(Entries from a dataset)
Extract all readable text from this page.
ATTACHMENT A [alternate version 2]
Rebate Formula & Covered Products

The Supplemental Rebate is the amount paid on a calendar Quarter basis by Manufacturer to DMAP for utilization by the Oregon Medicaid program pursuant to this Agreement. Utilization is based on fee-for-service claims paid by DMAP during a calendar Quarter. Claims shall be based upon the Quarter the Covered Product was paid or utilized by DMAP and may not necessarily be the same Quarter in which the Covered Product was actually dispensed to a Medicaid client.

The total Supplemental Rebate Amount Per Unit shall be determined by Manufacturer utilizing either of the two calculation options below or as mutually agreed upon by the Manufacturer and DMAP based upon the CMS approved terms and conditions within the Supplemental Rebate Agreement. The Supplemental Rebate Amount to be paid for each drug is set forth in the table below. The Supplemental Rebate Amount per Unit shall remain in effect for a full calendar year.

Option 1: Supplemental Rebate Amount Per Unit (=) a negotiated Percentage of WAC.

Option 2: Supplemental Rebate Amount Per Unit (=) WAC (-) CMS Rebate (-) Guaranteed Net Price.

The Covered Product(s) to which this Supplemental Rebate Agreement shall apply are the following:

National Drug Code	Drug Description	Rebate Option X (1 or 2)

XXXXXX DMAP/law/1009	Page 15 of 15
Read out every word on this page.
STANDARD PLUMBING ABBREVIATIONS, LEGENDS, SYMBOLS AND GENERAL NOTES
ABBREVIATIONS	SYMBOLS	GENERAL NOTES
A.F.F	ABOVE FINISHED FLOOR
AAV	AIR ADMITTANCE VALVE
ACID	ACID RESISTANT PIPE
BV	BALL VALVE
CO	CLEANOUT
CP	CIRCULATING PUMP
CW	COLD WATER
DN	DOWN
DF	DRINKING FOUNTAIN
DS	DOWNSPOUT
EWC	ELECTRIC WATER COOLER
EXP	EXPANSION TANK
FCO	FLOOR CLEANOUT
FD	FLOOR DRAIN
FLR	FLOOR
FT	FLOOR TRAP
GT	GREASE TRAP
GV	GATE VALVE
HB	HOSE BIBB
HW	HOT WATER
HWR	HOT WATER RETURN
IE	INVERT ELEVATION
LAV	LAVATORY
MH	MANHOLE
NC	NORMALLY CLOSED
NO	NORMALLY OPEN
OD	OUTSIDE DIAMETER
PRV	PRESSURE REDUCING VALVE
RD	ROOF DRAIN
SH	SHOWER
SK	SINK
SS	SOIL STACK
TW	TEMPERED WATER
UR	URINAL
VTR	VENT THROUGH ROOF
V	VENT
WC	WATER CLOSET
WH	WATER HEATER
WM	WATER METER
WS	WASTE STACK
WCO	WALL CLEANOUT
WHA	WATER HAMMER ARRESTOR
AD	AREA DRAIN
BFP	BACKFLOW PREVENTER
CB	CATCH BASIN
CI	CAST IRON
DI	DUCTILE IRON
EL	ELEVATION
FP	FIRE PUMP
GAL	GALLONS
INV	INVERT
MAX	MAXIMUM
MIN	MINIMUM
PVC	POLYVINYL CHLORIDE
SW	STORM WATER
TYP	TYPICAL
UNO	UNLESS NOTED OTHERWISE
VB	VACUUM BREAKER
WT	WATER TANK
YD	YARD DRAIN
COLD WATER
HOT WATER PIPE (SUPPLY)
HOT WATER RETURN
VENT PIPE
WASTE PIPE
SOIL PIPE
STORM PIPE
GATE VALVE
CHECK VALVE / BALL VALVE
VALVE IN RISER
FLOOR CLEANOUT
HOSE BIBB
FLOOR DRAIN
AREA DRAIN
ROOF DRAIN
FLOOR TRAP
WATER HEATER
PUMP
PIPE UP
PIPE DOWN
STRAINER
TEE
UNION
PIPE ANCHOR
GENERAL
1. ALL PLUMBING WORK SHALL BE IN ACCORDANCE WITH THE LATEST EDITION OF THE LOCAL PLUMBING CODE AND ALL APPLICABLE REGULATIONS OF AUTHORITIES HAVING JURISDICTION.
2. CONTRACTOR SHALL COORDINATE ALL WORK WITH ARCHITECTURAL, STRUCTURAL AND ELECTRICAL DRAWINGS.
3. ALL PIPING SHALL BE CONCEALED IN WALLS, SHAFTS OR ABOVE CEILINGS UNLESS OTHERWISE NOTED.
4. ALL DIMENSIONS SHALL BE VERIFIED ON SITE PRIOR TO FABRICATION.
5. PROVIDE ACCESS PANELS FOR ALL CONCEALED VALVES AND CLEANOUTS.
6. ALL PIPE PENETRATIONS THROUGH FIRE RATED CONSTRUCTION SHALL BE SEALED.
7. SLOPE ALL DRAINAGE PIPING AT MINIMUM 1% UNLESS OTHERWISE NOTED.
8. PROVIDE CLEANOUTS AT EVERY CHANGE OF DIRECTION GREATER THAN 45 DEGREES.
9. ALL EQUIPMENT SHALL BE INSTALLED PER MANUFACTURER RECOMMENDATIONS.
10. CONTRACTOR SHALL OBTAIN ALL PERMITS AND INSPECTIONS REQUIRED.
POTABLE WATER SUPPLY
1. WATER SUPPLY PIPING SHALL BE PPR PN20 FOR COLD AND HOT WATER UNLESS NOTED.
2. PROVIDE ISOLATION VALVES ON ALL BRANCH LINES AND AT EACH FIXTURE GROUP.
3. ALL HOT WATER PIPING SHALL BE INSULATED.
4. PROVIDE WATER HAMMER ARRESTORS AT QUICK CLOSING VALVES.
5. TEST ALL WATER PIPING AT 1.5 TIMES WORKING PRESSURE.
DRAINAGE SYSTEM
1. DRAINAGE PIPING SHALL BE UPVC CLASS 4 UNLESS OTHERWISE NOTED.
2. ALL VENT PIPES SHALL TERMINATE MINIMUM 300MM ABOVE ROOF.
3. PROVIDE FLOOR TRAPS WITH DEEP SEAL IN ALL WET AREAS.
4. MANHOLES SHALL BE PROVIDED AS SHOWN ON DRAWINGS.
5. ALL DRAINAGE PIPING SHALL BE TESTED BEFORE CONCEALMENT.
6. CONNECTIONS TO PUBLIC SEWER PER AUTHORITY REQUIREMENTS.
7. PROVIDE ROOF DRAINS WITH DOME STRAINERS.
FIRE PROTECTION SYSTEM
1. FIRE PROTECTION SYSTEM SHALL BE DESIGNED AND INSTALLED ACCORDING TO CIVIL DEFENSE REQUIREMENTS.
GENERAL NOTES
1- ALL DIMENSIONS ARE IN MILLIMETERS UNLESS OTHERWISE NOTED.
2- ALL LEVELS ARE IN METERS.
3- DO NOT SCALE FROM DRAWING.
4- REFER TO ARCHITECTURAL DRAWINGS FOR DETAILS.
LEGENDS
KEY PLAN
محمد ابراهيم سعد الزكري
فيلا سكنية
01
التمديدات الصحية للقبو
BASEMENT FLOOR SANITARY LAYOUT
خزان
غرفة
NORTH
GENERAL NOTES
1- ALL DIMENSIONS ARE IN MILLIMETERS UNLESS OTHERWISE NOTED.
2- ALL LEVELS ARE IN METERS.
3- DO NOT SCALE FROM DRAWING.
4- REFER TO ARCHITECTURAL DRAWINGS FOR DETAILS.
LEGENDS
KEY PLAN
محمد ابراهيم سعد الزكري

#### [Aim]
Return every entry verbatim.

#### [The output]
Extract all readable text from this page.
ATTACHMENT A [alternate version 2]
Rebate Formula & Covered Products

The Supplemental Rebate is the amount paid on a calendar Quarter basis by Manufacturer to DMAP for utilization by the Oregon Medicaid program pursuant to this Agreement. Utilization is based on fee-for-service claims paid by DMAP during a calendar Quarter. Claims shall be based upon the Quarter the Covered Product was paid or utilized by DMAP and may not necessarily be the same Quarter in which the Covered Product was actually dispensed to a Medicaid client.

The total Supplemental Rebate Amount Per Unit shall be determined by Manufacturer utilizing either of the two calculation options below or as mutually agreed upon by the Manufacturer and DMAP based upon the CMS approved terms and conditions within the Supplemental Rebate Agreement. The Supplemental Rebate Amount to be paid for each drug is set forth in the table below. The Supplemental Rebate Amount per Unit shall remain in effect for a full calendar year.

Option 1: Supplemental Rebate Amount Per Unit (=) a negotiated Percentage of WAC.

Option 2: Supplemental Rebate Amount Per Unit (=) WAC (-) CMS Rebate (-) Guaranteed Net Price.

The Covered Product(s) to which this Supplemental Rebate Agreement shall apply are the following:

National Drug Code	Drug Description	Rebate Option X (1 or 2)

XXXXXX DMAP/law/1009	Page 15 of 15
Read out every word on this page.
STANDARD PLUMBING ABBREVIATIONS, LEGENDS, SYMBOLS AND GENERAL NOTES
ABBREVIATIONS	SYMBOLS	GENERAL NOTES
A.F.F	ABOVE FINISHED FLOOR
AAV	AIR ADMITTANCE VALVE
ACID	ACID RESISTANT PIPE
BV	BALL VALVE
CO	CLEANOUT
CP	CIRCULATING PUMP
CW	COLD WATER
DN	DOWN
DF	DRINKING FOUNTAIN
DS	DOWNSPOUT
EWC	ELECTRIC WATER COOLER
EXP	EXPANSION TANK
FCO	FLOOR CLEANOUT
FD	FLOOR DRAIN
FLR	FLOOR
FT	FLOOR TRAP
GT	GREASE TRAP
GV	GATE VALVE
HB	HOSE BIBB
HW	HOT WATER
HWR	HOT WATER RETURN
IE	INVERT ELEVATION
LAV	LAVATORY
MH	MANHOLE
NC	NORMALLY CLOSED
NO	NORMALLY OPEN
OD	OUTSIDE DIAMETER
PRV	PRESSURE REDUCING VALVE
RD	ROOF DRAIN
SH	SHOWER
SK	SINK
SS	SOIL STACK
TW	TEMPERED WATER
UR	URINAL
VTR	VENT THROUGH ROOF
V	VENT
WC	WATER CLOSET
WH	WATER HEATER
WM	WATER METER
WS	WASTE STACK
WCO	WALL CLEANOUT
WHA	WATER HAMMER ARRESTOR
AD	AREA DRAIN
BFP	BACKFLOW PREVENTER
CB	CATCH BASIN
CI	CAST IRON
DI	DUCTILE IRON
EL	ELEVATION
FP	FIRE PUMP
GAL	GALLONS
INV	INVERT
MAX	MAXIMUM
MIN	MINIMUM
PVC	POLYVINYL CHLORIDE
SW	STORM WATER
TYP	TYPICAL
UNO	UNLESS NOTED OTHERWISE
VB	VACUUM BREAKER
WT	WATER TANK
YD	YARD DRAIN
COLD WATER
HOT WATER PIPE (SUPPLY)
HOT WATER RETURN
VENT PIPE
WASTE PIPE
SOIL PIPE
STORM PIPE
GATE VALVE
CHECK VALVE / BALL VALVE
VALVE IN RISER
FLOOR CLEANOUT
HOSE BIBB
FLOOR DRAIN
AREA DRAIN
ROOF DRAIN
FLOOR TRAP
WATER HEATER
PUMP
PIPE UP
PIPE DOWN
STRAINER
TEE
UNION
PIPE ANCHOR
GENERAL
1. ALL PLUMBING WORK SHALL BE IN ACCORDANCE WITH THE LATEST EDITION OF THE LOCAL PLUMBING CODE AND ALL APPLICABLE REGULATIONS OF AUTHORITIES HAVING JURISDICTION.
2. CONTRACTOR SHALL COORDINATE ALL WORK WITH ARCHITECTURAL, STRUCTURAL AND ELECTRICAL DRAWINGS.
3. ALL PIPING SHALL BE CONCEALED IN WALLS, SHAFTS OR ABOVE CEILINGS UNLESS OTHERWISE NOTED.
4. ALL DIMENSIONS SHALL BE VERIFIED ON SITE PRIOR TO FABRICATION.
5. PROVIDE ACCESS PANELS FOR ALL CONCEALED VALVES AND CLEANOUTS.
6. ALL PIPE PENETRATIONS THROUGH FIRE RATED CONSTRUCTION SHALL BE SEALED.
7. SLOPE ALL DRAINAGE PIPING AT MINIMUM 1% UNLESS OTHERWISE NOTED.
8. PROVIDE CLEANOUTS AT EVERY CHANGE OF DIRECTION GREATER THAN 45 DEGREES.
9. ALL EQUIPMENT SHALL BE INSTALLED PER MANUFACTURER RECOMMENDATIONS.
10. CONTRACTOR SHALL OBTAIN ALL PERMITS AND INSPECTIONS REQUIRED.
POTABLE WATER SUPPLY
1. WATER SUPPLY PIPING SHALL BE PPR PN20 FOR COLD AND HOT WATER UNLESS NOTED.
2. PROVIDE ISOLATION VALVES ON ALL BRANCH LINES AND AT EACH FIXTURE GROUP.
3. ALL HOT WATER PIPING SHALL BE INSULATED.
4. PROVIDE WATER HAMMER ARRESTORS AT QUICK CLOSING VALVES.
5. TEST ALL WATER PIPING AT 1.5 TIMES WORKING PRESSURE.
DRAINAGE SYSTEM
1. DRAINAGE PIPING SHALL BE UPVC CLASS 4 UNLESS OTHERWISE NOTED.
2. ALL VENT PIPES SHALL TERMINATE MINIMUM 300MM ABOVE ROOF.
3. PROVIDE FLOOR TRAPS WITH DEEP SEAL IN ALL WET AREAS.
4. MANHOLES SHALL BE PROVIDED AS SHOWN ON DRAWINGS.
5. ALL DRAINAGE PIPING SHALL BE TESTED BEFORE CONCEALMENT.
6. CONNECTIONS TO PUBLIC SEWER PER AUTHORITY REQUIREMENTS.
7. PROVIDE ROOF DRAINS WITH DOME STRAINERS.
FIRE PROTECTION SYSTEM
1. FIRE PROTECTION SYSTEM SHALL BE DESIGNED AND INSTALLED ACCORDING TO CIVIL DEFENSE REQUIREMENTS.
GENERAL NOTES
1- ALL DIMENSIONS ARE IN MILLIMETERS UNLESS OTHERWISE NOTED.
2- ALL LEVELS ARE IN METERS.
3- DO NOT SCALE FROM DRAWING.
4- REFER TO ARCHITECTURAL DRAWINGS FOR DETAILS.
LEGENDS
KEY PLAN
محمد ابراهيم سعد الزكري
فيلا سكنية
01
التمديدات الصحية للقبو
BASEMENT FLOOR SANITARY LAYOUT
خزان
غرفة
NORTH
GENERAL NOTES
1- ALL DIMENSIONS ARE IN MILLIMETERS UNLESS OTHERWISE NOTED.
2- ALL LEVELS ARE IN METERS.
3- DO NOT SCALE FROM DRAWING.
4- REFER TO ARCHITECTURAL DRAWINGS FOR DETAILS.
LEGENDS
KEY PLAN
محمد ابراهيم سعد الزكري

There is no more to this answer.